(Given instruction): Count every line that has the word "this" in it; give no more than the number.
────
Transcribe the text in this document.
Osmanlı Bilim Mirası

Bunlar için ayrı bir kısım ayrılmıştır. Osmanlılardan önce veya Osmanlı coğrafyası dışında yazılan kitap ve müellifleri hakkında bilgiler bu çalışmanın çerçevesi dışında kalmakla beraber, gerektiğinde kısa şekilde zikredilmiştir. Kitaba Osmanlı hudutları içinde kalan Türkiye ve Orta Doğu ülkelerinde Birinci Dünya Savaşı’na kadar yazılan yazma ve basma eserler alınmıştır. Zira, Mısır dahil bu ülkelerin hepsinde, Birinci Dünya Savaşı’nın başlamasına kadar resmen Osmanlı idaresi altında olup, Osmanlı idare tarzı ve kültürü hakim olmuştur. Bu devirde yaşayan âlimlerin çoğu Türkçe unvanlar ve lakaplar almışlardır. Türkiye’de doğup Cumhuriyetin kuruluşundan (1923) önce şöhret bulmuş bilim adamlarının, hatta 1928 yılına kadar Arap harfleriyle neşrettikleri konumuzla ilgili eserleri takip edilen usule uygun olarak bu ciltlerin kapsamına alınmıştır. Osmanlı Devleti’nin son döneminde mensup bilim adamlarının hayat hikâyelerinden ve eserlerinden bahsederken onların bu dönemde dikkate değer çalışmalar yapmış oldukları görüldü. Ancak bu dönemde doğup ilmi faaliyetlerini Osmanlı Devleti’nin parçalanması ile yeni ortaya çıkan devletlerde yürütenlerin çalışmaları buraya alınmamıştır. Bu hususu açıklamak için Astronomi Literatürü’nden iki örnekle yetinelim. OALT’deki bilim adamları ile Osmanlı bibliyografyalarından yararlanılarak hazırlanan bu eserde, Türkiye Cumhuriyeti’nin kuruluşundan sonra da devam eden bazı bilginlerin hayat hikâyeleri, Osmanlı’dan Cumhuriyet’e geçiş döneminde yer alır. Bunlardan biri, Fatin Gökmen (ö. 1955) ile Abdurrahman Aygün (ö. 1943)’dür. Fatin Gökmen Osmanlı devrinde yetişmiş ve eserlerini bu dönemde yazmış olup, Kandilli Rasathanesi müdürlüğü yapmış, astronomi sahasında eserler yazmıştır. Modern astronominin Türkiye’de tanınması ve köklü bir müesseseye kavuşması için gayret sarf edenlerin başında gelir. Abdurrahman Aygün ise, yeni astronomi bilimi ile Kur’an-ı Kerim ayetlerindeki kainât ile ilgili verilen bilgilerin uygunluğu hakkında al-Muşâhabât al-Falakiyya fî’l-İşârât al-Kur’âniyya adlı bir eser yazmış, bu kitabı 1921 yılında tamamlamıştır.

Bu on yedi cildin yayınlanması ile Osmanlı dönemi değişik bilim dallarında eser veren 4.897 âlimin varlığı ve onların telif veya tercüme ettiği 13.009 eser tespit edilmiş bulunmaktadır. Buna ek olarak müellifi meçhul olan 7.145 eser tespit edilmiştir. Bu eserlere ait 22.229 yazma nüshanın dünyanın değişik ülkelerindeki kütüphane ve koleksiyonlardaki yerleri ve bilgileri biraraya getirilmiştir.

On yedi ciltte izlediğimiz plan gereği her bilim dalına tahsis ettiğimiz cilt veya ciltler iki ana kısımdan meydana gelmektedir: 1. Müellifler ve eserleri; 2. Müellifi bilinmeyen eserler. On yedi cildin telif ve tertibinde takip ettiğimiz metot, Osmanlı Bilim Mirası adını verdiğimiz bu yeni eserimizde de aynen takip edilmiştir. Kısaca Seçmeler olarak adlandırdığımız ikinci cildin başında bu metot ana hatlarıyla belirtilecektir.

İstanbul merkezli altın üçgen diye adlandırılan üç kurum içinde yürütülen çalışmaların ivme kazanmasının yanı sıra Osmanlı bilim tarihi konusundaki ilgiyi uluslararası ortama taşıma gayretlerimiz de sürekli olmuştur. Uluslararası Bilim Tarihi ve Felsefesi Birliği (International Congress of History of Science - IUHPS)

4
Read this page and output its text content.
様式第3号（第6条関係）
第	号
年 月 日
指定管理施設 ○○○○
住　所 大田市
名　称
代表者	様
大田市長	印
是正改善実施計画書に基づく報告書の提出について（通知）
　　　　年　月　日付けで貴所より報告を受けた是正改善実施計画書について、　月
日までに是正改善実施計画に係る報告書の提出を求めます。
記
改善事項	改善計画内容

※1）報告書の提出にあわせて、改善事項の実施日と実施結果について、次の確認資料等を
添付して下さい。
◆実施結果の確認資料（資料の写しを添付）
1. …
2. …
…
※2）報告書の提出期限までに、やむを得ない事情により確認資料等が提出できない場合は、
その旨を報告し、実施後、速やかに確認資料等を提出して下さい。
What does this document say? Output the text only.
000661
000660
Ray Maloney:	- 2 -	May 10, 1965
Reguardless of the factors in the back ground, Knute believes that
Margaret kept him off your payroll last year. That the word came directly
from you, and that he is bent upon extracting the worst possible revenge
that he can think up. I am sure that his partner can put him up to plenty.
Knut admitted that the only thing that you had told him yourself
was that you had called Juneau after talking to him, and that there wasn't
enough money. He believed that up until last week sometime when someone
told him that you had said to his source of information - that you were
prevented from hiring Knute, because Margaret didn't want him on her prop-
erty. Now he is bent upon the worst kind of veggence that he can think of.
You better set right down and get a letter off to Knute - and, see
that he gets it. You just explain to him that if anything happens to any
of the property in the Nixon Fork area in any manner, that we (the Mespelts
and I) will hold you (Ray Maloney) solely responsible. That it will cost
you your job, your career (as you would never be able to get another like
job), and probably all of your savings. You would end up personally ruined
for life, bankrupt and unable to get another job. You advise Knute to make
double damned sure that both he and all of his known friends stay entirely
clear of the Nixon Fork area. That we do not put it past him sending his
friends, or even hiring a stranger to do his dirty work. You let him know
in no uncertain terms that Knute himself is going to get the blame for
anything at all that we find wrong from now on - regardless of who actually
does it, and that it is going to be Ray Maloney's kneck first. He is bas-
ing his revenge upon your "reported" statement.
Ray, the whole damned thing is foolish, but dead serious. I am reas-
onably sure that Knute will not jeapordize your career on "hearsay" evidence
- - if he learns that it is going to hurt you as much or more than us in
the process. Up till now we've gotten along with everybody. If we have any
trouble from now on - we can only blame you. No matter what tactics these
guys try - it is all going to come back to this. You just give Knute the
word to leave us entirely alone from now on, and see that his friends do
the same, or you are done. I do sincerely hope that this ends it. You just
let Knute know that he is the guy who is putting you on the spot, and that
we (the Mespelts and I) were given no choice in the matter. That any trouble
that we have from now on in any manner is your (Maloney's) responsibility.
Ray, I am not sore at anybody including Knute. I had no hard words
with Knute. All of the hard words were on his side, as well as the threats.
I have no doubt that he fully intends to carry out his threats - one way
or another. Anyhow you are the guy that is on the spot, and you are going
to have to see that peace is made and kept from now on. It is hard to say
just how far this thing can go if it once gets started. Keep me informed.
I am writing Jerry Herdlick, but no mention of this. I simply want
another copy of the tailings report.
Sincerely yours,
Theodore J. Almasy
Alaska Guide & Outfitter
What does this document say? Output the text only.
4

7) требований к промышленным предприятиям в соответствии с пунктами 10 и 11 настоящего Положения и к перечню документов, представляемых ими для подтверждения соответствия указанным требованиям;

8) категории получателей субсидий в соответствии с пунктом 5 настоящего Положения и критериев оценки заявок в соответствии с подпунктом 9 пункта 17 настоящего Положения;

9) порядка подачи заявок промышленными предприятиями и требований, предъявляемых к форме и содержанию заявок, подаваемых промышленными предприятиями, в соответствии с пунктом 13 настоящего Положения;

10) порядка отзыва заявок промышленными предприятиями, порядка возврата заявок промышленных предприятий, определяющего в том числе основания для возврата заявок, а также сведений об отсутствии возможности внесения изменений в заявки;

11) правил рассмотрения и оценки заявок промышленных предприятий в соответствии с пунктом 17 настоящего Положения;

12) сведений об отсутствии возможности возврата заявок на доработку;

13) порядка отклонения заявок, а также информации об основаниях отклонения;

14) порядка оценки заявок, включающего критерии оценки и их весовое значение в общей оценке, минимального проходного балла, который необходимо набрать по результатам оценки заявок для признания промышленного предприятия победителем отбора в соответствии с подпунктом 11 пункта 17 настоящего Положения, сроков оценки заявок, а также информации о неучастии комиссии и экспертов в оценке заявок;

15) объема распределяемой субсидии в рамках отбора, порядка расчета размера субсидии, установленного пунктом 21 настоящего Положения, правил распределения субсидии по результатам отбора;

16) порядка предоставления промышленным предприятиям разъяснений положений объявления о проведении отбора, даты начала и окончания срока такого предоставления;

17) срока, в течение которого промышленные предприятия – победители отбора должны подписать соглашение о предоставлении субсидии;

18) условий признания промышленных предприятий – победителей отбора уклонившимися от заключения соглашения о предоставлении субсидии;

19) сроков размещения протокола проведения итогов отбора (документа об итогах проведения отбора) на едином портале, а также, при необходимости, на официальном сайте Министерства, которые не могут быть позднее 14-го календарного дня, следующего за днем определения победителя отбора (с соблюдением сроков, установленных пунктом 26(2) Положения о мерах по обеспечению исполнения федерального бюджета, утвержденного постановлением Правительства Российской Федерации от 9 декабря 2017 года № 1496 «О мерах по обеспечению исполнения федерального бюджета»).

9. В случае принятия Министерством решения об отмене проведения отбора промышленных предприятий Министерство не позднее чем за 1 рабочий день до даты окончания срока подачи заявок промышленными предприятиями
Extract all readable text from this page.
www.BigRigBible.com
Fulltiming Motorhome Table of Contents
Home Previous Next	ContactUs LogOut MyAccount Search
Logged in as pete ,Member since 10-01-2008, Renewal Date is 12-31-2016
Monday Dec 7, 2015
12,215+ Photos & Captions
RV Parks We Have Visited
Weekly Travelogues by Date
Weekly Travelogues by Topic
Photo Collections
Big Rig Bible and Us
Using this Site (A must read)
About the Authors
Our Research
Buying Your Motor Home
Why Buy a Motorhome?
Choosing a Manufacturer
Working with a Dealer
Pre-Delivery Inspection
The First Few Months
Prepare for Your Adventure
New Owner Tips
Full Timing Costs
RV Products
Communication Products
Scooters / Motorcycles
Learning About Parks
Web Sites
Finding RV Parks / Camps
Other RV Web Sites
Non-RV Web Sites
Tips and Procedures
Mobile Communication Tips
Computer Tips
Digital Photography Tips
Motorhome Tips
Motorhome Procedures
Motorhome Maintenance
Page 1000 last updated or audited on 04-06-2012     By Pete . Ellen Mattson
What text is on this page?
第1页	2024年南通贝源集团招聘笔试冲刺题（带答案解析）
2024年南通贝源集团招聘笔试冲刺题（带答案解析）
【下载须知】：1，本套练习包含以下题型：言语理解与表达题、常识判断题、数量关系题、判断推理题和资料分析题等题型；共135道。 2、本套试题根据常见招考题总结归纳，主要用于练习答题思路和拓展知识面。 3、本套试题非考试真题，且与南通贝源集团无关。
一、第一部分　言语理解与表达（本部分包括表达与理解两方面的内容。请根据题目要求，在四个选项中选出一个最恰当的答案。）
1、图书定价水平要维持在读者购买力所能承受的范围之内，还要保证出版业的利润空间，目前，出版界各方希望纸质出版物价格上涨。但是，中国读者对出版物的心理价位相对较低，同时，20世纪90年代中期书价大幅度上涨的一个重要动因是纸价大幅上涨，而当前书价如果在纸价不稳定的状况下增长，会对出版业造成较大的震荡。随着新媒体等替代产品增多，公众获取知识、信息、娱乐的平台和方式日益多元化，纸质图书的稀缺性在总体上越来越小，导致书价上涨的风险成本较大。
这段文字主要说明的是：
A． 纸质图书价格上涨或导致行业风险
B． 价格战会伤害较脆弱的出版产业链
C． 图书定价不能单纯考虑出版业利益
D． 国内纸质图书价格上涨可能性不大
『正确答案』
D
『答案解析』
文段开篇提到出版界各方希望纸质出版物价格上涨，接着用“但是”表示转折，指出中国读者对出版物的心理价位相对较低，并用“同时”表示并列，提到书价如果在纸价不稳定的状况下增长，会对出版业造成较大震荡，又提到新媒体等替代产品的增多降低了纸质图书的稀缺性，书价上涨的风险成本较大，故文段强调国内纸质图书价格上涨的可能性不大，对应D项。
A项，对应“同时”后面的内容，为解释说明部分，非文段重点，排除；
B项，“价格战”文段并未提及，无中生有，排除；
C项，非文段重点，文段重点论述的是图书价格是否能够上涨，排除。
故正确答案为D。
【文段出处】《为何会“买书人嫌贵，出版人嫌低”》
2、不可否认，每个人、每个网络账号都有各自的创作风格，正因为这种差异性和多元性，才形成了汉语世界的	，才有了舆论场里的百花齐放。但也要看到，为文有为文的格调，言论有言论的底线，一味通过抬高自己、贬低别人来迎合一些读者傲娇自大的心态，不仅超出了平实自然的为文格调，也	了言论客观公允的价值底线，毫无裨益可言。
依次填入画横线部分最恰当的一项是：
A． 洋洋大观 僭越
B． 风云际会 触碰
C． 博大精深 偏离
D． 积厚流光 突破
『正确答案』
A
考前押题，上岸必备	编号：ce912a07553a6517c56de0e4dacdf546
────
(Result): 11